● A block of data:
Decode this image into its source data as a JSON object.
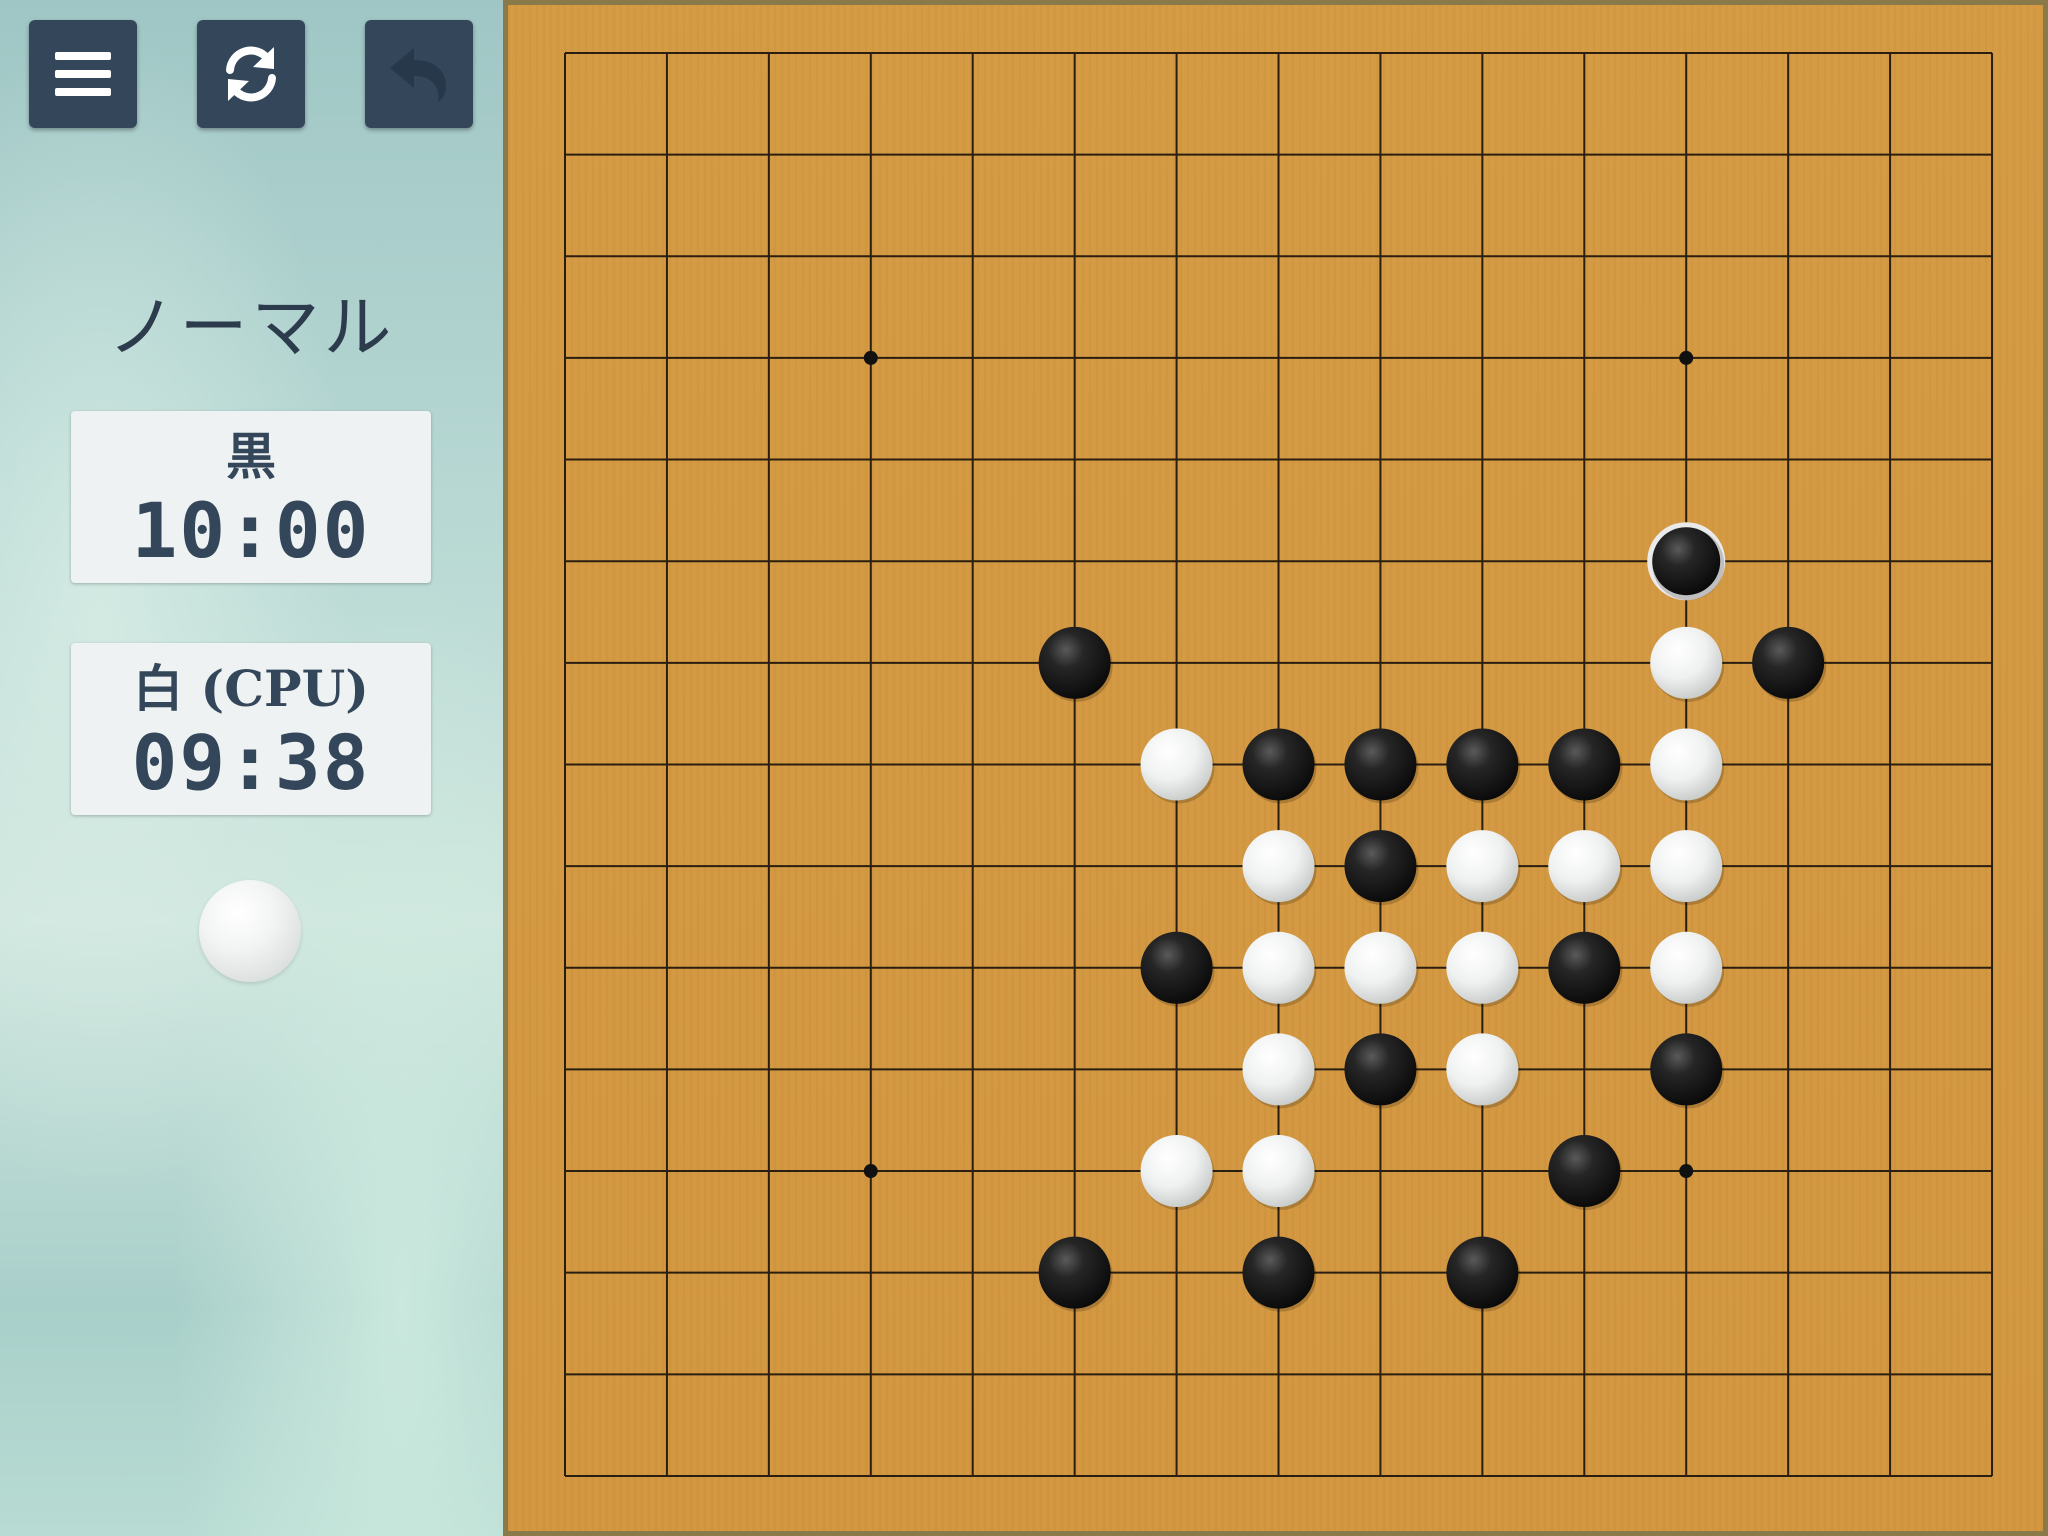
{
  "toolbar": {
    "menu_icon": "hamburger-menu-icon",
    "restart_icon": "refresh-icon",
    "undo_icon": "undo-arrow-icon"
  },
  "mode": {
    "title": "ノーマル"
  },
  "players": {
    "black": {
      "label": "黒",
      "time": "10:00"
    },
    "white": {
      "label": "白 (CPU)",
      "time": "09:38"
    }
  },
  "turn": {
    "current_color": "white"
  },
  "board": {
    "size": 15,
    "star_points": [
      [
        3,
        3
      ],
      [
        11,
        3
      ],
      [
        3,
        11
      ],
      [
        11,
        11
      ]
    ],
    "last_move": [
      11,
      5
    ],
    "stones": [
      {
        "c": 11,
        "r": 5,
        "color": "black"
      },
      {
        "c": 5,
        "r": 6,
        "color": "black"
      },
      {
        "c": 11,
        "r": 6,
        "color": "white"
      },
      {
        "c": 12,
        "r": 6,
        "color": "black"
      },
      {
        "c": 6,
        "r": 7,
        "color": "white"
      },
      {
        "c": 7,
        "r": 7,
        "color": "black"
      },
      {
        "c": 8,
        "r": 7,
        "color": "black"
      },
      {
        "c": 9,
        "r": 7,
        "color": "black"
      },
      {
        "c": 10,
        "r": 7,
        "color": "black"
      },
      {
        "c": 11,
        "r": 7,
        "color": "white"
      },
      {
        "c": 7,
        "r": 8,
        "color": "white"
      },
      {
        "c": 8,
        "r": 8,
        "color": "black"
      },
      {
        "c": 9,
        "r": 8,
        "color": "white"
      },
      {
        "c": 10,
        "r": 8,
        "color": "white"
      },
      {
        "c": 11,
        "r": 8,
        "color": "white"
      },
      {
        "c": 6,
        "r": 9,
        "color": "black"
      },
      {
        "c": 7,
        "r": 9,
        "color": "white"
      },
      {
        "c": 8,
        "r": 9,
        "color": "white"
      },
      {
        "c": 9,
        "r": 9,
        "color": "white"
      },
      {
        "c": 10,
        "r": 9,
        "color": "black"
      },
      {
        "c": 11,
        "r": 9,
        "color": "white"
      },
      {
        "c": 7,
        "r": 10,
        "color": "white"
      },
      {
        "c": 8,
        "r": 10,
        "color": "black"
      },
      {
        "c": 9,
        "r": 10,
        "color": "white"
      },
      {
        "c": 11,
        "r": 10,
        "color": "black"
      },
      {
        "c": 6,
        "r": 11,
        "color": "white"
      },
      {
        "c": 7,
        "r": 11,
        "color": "white"
      },
      {
        "c": 10,
        "r": 11,
        "color": "black"
      },
      {
        "c": 5,
        "r": 12,
        "color": "black"
      },
      {
        "c": 7,
        "r": 12,
        "color": "black"
      },
      {
        "c": 9,
        "r": 12,
        "color": "black"
      }
    ]
  }
}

● Written instruction:
Your task is to retype all the entries exactly and leave out any pictures.

● Exercise solution:
Decode this image into its source data as a JSON object.
{
  "toolbar": {
    "menu_icon": "hamburger-menu-icon",
    "restart_icon": "refresh-icon",
    "undo_icon": "undo-arrow-icon"
  },
  "mode": {
    "title": "ノーマル"
  },
  "players": {
    "black": {
      "label": "黒",
      "time": "10:00"
    },
    "white": {
      "label": "白 (CPU)",
      "time": "09:38"
    }
  },
  "turn": {
    "current_color": "white"
  },
  "board": {
    "size": 15,
    "star_points": [
      [
        3,
        3
      ],
      [
        11,
        3
      ],
      [
        3,
        11
      ],
      [
        11,
        11
      ]
    ],
    "last_move": [
      11,
      5
    ],
    "stones": [
      {
        "c": 11,
        "r": 5,
        "color": "black"
      },
      {
        "c": 5,
        "r": 6,
        "color": "black"
      },
      {
        "c": 11,
        "r": 6,
        "color": "white"
      },
      {
        "c": 12,
        "r": 6,
        "color": "black"
      },
      {
        "c": 6,
        "r": 7,
        "color": "white"
      },
      {
        "c": 7,
        "r": 7,
        "color": "black"
      },
      {
        "c": 8,
        "r": 7,
        "color": "black"
      },
      {
        "c": 9,
        "r": 7,
        "color": "black"
      },
      {
        "c": 10,
        "r": 7,
        "color": "black"
      },
      {
        "c": 11,
        "r": 7,
        "color": "white"
      },
      {
        "c": 7,
        "r": 8,
        "color": "white"
      },
      {
        "c": 8,
        "r": 8,
        "color": "black"
      },
      {
        "c": 9,
        "r": 8,
        "color": "white"
      },
      {
        "c": 10,
        "r": 8,
        "color": "white"
      },
      {
        "c": 11,
        "r": 8,
        "color": "white"
      },
      {
        "c": 6,
        "r": 9,
        "color": "black"
      },
      {
        "c": 7,
        "r": 9,
        "color": "white"
      },
      {
        "c": 8,
        "r": 9,
        "color": "white"
      },
      {
        "c": 9,
        "r": 9,
        "color": "white"
      },
      {
        "c": 10,
        "r": 9,
        "color": "black"
      },
      {
        "c": 11,
        "r": 9,
        "color": "white"
      },
      {
        "c": 7,
        "r": 10,
        "color": "white"
      },
      {
        "c": 8,
        "r": 10,
        "color": "black"
      },
      {
        "c": 9,
        "r": 10,
        "color": "white"
      },
      {
        "c": 11,
        "r": 10,
        "color": "black"
      },
      {
        "c": 6,
        "r": 11,
        "color": "white"
      },
      {
        "c": 7,
        "r": 11,
        "color": "white"
      },
      {
        "c": 10,
        "r": 11,
        "color": "black"
      },
      {
        "c": 5,
        "r": 12,
        "color": "black"
      },
      {
        "c": 7,
        "r": 12,
        "color": "black"
      },
      {
        "c": 9,
        "r": 12,
        "color": "black"
      }
    ]
  }
}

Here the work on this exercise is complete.